### Written instruction:
Work out how many lines have "JSON" in them. Give only that number.

### Stored data:
########################################

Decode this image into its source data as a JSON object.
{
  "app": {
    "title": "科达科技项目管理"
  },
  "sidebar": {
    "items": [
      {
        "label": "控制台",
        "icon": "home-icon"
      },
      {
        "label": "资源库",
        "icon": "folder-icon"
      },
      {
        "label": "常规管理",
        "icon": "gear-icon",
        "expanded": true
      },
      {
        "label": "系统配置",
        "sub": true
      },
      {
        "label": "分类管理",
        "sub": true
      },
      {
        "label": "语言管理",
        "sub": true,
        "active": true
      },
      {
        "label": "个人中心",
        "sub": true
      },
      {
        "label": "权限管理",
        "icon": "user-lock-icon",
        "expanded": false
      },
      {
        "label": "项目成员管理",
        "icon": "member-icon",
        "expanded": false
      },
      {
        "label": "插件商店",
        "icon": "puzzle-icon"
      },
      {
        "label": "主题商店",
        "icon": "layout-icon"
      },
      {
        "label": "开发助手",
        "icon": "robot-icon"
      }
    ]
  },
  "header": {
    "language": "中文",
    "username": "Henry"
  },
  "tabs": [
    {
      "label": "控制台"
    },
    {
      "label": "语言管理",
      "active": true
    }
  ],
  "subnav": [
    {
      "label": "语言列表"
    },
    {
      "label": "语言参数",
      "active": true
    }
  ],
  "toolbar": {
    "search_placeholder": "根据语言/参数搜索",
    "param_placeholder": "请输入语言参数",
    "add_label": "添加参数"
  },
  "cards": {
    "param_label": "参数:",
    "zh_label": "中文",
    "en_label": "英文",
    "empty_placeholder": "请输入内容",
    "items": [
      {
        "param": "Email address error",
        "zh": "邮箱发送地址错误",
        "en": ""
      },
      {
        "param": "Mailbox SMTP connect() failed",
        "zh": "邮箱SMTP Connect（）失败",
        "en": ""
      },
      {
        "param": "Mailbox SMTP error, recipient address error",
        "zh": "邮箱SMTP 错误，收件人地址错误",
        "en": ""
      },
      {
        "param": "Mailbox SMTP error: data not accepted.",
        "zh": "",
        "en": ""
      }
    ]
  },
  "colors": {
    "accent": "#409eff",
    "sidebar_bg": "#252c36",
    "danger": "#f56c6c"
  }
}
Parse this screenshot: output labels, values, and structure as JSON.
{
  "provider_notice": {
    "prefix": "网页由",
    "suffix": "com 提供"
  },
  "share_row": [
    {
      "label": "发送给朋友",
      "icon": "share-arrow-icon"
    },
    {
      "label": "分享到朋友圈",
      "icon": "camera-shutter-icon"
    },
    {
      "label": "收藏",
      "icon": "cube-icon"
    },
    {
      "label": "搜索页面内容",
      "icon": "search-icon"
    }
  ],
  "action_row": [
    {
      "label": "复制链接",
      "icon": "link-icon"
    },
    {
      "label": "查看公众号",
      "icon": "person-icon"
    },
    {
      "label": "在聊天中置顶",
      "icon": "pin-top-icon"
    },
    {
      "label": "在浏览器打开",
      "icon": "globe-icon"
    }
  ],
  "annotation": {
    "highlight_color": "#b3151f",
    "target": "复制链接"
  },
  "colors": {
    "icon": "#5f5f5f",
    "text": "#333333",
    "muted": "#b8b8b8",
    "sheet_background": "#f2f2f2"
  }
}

########################################

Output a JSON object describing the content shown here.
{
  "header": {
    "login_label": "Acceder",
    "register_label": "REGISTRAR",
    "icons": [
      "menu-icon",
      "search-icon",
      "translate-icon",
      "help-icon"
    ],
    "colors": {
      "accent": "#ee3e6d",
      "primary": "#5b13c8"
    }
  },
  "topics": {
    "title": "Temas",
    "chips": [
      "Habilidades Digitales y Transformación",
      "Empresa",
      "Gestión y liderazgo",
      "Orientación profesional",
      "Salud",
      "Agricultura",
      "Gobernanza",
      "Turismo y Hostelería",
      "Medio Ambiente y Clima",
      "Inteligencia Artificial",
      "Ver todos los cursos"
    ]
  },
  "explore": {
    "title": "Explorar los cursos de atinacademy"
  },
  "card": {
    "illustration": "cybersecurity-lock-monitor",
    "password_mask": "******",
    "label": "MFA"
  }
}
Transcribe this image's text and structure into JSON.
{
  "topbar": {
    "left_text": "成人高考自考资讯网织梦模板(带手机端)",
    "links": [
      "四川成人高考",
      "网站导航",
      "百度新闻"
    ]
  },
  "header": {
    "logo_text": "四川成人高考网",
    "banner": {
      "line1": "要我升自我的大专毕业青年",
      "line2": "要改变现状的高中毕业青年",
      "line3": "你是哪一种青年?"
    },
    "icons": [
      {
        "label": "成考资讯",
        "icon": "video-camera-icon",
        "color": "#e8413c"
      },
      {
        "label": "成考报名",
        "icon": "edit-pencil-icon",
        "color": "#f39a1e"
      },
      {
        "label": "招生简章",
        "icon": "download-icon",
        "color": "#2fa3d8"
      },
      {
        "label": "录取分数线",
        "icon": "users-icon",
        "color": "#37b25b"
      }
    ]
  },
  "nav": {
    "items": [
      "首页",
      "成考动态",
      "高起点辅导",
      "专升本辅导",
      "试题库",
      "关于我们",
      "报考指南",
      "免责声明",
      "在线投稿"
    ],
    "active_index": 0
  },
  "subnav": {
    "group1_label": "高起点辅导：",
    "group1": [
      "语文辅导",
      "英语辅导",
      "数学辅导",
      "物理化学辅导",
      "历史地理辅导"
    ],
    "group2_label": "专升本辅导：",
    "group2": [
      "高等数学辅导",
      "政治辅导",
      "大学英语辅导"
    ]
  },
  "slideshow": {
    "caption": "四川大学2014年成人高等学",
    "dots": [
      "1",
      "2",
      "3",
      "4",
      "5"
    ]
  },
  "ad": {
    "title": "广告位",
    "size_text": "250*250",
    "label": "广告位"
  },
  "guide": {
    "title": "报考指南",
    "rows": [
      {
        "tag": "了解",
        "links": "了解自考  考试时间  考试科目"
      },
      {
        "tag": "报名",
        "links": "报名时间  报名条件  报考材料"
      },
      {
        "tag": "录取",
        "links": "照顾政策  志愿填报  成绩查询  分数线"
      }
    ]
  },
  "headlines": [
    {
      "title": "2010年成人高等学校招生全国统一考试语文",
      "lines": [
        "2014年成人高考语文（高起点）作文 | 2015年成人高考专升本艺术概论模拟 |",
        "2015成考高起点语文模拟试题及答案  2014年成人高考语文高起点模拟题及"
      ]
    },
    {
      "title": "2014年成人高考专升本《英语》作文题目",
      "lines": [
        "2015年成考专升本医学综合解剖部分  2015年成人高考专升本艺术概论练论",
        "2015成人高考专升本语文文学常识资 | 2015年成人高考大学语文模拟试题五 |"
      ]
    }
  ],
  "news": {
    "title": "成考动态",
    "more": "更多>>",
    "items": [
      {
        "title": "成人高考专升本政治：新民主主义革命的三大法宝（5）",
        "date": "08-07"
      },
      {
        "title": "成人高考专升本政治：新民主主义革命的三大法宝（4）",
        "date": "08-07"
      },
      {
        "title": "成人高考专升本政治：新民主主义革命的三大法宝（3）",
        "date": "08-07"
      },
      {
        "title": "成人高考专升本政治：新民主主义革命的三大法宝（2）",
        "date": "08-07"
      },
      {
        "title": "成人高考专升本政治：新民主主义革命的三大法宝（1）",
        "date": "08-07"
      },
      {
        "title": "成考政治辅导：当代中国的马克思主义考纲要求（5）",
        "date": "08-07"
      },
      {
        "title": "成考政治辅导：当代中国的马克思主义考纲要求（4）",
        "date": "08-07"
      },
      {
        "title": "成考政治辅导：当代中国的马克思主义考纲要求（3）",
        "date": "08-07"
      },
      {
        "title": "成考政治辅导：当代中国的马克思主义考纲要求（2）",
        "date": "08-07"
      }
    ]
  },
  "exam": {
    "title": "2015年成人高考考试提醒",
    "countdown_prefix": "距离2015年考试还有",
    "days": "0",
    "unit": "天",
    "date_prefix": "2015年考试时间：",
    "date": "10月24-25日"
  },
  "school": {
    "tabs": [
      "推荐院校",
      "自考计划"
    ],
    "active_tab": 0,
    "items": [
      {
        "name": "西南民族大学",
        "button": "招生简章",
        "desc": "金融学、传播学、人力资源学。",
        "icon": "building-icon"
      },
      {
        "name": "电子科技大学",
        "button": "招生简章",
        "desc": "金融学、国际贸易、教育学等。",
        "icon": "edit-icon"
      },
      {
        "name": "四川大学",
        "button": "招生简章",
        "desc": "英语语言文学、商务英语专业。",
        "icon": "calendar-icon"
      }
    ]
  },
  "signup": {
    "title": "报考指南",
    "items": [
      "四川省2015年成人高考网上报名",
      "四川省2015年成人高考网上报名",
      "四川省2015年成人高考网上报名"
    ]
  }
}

########################################

### Full response:
4